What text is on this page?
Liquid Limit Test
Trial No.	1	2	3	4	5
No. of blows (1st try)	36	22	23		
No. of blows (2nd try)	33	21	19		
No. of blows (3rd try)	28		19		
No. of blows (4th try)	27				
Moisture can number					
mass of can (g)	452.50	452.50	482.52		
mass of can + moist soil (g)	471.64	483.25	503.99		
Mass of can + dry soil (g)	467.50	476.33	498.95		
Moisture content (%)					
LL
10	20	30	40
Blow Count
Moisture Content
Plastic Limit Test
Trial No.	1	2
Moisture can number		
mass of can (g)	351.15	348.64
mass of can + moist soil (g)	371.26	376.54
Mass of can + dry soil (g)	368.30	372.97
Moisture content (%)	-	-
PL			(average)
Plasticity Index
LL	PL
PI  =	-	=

Exercise description: Nothing should be left out: return all of the records exactly.

Task solution:
What text is on this page?
Liquid Limit Test
Trial No.	1	2	3	4	5
No. of blows (1st try)	36	22	23		
No. of blows (2nd try)	33	21	19		
No. of blows (3rd try)	28		19		
No. of blows (4th try)	27				
Moisture can number					
mass of can (g)	452.50	452.50	482.52		
mass of can + moist soil (g)	471.64	483.25	503.99		
Mass of can + dry soil (g)	467.50	476.33	498.95		
Moisture content (%)					
LL
10	20	30	40
Blow Count
Moisture Content
Plastic Limit Test
Trial No.	1	2
Moisture can number		
mass of can (g)	351.15	348.64
mass of can + moist soil (g)	371.26	376.54
Mass of can + dry soil (g)	368.30	372.97
Moisture content (%)	-	-
PL			(average)
Plasticity Index
LL	PL
PI  =	-	=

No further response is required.